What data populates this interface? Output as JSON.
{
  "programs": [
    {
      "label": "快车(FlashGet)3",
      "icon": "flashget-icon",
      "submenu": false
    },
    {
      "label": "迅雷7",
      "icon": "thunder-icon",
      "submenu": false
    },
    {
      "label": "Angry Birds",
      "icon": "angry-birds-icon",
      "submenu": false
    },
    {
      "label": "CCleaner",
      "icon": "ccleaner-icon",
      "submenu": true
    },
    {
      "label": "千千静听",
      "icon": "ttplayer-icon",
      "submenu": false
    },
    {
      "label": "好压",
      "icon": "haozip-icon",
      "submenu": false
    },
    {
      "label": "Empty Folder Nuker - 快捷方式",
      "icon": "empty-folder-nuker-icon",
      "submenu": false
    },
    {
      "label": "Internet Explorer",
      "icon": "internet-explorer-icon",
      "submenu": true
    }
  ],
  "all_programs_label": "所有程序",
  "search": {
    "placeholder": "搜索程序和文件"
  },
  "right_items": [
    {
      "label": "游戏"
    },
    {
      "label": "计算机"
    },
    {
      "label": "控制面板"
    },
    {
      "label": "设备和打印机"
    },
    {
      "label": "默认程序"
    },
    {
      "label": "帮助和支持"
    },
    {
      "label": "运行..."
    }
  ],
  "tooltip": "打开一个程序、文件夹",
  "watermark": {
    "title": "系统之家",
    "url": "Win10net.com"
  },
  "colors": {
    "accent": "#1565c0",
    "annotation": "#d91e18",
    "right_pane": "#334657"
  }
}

* * * * * * * * *

### Stated task:
Return the material in full, exactly as shown.

### Result:
What data populates this interface? Output as JSON.
{
  "programs": [
    {
      "label": "快车(FlashGet)3",
      "icon": "flashget-icon",
      "submenu": false
    },
    {
      "label": "迅雷7",
      "icon": "thunder-icon",
      "submenu": false
    },
    {
      "label": "Angry Birds",
      "icon": "angry-birds-icon",
      "submenu": false
    },
    {
      "label": "CCleaner",
      "icon": "ccleaner-icon",
      "submenu": true
    },
    {
      "label": "千千静听",
      "icon": "ttplayer-icon",
      "submenu": false
    },
    {
      "label": "好压",
      "icon": "haozip-icon",
      "submenu": false
    },
    {
      "label": "Empty Folder Nuker - 快捷方式",
      "icon": "empty-folder-nuker-icon",
      "submenu": false
    },
    {
      "label": "Internet Explorer",
      "icon": "internet-explorer-icon",
      "submenu": true
    }
  ],
  "all_programs_label": "所有程序",
  "search": {
    "placeholder": "搜索程序和文件"
  },
  "right_items": [
    {
      "label": "游戏"
    },
    {
      "label": "计算机"
    },
    {
      "label": "控制面板"
    },
    {
      "label": "设备和打印机"
    },
    {
      "label": "默认程序"
    },
    {
      "label": "帮助和支持"
    },
    {
      "label": "运行..."
    }
  ],
  "tooltip": "打开一个程序、文件夹",
  "watermark": {
    "title": "系统之家",
    "url": "Win10net.com"
  },
  "colors": {
    "accent": "#1565c0",
    "annotation": "#d91e18",
    "right_pane": "#334657"
  }
}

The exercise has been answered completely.